— Begin Recorded information —

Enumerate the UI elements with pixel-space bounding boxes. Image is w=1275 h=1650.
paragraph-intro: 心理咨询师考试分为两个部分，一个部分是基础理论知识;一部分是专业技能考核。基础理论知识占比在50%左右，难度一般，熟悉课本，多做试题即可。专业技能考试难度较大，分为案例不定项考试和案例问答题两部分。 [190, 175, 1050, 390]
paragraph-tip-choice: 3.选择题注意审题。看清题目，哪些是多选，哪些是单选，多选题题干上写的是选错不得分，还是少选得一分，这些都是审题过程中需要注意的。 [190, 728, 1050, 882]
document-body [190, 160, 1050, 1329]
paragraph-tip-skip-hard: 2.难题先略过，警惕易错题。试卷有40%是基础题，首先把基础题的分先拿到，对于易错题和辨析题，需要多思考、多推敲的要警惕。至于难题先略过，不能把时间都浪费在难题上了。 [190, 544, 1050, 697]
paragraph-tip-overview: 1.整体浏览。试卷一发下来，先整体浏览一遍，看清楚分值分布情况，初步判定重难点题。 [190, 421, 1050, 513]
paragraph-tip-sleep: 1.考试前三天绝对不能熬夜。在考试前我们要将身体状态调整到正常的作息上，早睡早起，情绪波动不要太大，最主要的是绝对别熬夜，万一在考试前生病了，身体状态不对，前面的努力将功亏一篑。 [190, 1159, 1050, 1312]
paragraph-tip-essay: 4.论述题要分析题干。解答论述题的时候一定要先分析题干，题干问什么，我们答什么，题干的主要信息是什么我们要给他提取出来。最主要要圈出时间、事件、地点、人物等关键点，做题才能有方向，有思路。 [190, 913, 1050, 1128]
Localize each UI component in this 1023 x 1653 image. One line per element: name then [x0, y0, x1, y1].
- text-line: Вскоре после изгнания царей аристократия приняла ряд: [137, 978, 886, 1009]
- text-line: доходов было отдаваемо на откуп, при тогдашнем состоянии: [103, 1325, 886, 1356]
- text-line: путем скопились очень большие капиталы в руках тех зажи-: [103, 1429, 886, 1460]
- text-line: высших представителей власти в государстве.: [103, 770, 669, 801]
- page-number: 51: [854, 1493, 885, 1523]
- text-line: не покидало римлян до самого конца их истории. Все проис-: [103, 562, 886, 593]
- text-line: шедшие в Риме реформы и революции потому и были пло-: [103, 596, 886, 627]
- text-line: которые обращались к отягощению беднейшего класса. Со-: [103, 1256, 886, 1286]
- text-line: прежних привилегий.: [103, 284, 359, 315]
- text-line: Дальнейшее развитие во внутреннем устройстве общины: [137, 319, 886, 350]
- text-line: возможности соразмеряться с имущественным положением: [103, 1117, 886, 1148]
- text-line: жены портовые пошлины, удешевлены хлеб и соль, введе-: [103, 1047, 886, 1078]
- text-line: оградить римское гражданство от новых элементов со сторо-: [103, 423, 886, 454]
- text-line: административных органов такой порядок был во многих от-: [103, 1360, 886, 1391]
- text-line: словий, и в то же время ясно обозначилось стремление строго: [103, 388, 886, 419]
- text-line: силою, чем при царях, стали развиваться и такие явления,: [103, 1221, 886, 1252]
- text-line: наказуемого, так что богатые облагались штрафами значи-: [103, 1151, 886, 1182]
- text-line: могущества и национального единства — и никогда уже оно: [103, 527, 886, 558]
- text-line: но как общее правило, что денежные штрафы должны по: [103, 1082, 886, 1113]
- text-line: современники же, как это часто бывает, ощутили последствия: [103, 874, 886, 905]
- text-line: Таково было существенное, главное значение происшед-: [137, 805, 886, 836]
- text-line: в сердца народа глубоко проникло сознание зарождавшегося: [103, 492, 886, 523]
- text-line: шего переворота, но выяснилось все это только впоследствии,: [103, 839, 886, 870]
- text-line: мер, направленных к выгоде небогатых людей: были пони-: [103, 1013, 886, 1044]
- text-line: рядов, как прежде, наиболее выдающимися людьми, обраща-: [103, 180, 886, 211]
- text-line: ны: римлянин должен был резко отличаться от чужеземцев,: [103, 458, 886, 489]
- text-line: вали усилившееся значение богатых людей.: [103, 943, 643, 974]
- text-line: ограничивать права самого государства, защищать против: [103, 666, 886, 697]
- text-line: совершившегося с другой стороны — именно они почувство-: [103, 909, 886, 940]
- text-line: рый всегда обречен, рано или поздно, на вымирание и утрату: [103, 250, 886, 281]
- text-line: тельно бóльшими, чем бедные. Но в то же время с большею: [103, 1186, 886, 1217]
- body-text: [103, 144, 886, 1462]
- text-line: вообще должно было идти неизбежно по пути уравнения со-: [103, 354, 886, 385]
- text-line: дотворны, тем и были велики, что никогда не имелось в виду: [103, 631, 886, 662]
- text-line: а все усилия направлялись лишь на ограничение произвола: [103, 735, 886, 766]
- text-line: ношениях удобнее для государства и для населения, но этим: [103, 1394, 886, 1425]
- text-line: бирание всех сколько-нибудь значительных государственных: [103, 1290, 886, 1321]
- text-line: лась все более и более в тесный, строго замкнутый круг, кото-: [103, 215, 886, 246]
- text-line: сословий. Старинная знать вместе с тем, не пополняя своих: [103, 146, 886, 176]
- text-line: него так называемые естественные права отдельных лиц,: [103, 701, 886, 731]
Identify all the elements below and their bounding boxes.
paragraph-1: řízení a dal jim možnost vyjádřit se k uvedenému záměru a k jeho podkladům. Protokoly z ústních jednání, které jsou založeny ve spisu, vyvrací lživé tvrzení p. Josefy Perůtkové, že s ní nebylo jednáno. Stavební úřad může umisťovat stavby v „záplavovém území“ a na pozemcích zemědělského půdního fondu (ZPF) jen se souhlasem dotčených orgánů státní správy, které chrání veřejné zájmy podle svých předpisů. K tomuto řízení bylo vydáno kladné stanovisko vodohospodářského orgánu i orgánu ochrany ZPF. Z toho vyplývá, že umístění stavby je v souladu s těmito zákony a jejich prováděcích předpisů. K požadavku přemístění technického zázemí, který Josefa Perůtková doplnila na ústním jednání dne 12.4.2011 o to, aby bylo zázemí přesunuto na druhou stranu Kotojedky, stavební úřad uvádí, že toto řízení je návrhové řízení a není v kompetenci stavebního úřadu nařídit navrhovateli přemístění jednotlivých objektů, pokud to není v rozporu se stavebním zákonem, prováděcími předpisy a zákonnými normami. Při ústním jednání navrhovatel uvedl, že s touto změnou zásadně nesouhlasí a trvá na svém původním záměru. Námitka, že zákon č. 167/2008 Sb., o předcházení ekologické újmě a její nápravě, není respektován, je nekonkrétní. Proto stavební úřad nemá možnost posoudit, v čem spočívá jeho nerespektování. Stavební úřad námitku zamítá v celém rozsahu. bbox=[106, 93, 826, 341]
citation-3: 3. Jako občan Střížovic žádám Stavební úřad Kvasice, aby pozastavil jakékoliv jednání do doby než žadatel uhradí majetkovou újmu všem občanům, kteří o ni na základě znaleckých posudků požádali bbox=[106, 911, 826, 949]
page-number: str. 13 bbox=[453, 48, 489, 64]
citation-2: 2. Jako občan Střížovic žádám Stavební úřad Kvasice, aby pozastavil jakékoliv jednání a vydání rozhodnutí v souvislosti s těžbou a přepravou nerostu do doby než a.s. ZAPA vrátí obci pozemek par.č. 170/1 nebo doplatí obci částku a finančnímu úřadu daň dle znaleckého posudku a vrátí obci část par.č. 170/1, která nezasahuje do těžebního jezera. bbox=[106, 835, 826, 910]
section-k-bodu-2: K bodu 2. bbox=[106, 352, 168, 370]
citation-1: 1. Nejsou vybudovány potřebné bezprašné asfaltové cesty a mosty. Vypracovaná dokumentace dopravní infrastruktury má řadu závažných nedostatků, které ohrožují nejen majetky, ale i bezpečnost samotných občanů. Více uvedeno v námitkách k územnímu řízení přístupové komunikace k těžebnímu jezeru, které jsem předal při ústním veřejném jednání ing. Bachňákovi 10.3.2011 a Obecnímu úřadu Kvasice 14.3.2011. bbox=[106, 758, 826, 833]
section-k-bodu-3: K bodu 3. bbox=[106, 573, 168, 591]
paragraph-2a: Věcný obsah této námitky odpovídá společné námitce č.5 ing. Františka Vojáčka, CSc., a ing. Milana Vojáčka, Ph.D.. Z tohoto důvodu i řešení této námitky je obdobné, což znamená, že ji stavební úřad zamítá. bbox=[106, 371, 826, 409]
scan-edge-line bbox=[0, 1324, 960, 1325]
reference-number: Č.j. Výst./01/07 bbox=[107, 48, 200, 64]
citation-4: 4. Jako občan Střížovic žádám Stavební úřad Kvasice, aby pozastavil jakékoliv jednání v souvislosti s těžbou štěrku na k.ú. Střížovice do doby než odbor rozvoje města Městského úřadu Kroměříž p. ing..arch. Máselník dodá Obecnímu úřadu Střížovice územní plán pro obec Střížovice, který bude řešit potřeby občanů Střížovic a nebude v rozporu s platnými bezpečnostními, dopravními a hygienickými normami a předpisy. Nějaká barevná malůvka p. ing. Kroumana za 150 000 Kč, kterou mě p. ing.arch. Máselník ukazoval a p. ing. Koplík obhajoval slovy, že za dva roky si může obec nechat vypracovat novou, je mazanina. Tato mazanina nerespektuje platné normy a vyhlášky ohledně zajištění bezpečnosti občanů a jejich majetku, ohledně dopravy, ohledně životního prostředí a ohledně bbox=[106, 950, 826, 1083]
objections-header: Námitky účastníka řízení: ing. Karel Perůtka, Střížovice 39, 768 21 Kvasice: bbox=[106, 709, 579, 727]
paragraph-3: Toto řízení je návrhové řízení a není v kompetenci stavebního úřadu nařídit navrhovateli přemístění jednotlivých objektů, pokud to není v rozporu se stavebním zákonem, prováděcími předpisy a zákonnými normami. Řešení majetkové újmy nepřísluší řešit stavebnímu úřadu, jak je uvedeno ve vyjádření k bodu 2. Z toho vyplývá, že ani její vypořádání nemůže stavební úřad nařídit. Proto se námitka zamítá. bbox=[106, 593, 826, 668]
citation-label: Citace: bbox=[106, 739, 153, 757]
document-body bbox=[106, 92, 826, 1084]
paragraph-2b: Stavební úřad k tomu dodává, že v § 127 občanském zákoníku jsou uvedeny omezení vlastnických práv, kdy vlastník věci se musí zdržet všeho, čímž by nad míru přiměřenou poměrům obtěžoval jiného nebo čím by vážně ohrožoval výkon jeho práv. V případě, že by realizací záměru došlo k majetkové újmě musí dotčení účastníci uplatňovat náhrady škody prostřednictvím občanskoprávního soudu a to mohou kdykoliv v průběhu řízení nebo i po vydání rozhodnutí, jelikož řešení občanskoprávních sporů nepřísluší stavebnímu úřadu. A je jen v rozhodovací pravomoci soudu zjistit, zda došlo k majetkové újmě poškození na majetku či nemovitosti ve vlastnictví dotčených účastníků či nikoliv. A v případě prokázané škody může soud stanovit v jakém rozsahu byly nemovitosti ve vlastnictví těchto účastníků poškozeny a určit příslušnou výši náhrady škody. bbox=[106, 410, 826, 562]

— End Recorded information —

Set problem:
Reproduce the lines exactly, starting from the first line and ending with the line that contains "document-body [190, 160, 1050, 1329]".

Exercise response:
Enumerate the UI elements with pixel-space bounding boxes. Image is w=1275 h=1650.
paragraph-intro: 心理咨询师考试分为两个部分，一个部分是基础理论知识;一部分是专业技能考核。基础理论知识占比在50%左右，难度一般，熟悉课本，多做试题即可。专业技能考试难度较大，分为案例不定项考试和案例问答题两部分。 [190, 175, 1050, 390]
paragraph-tip-choice: 3.选择题注意审题。看清题目，哪些是多选，哪些是单选，多选题题干上写的是选错不得分，还是少选得一分，这些都是审题过程中需要注意的。 [190, 728, 1050, 882]
document-body [190, 160, 1050, 1329]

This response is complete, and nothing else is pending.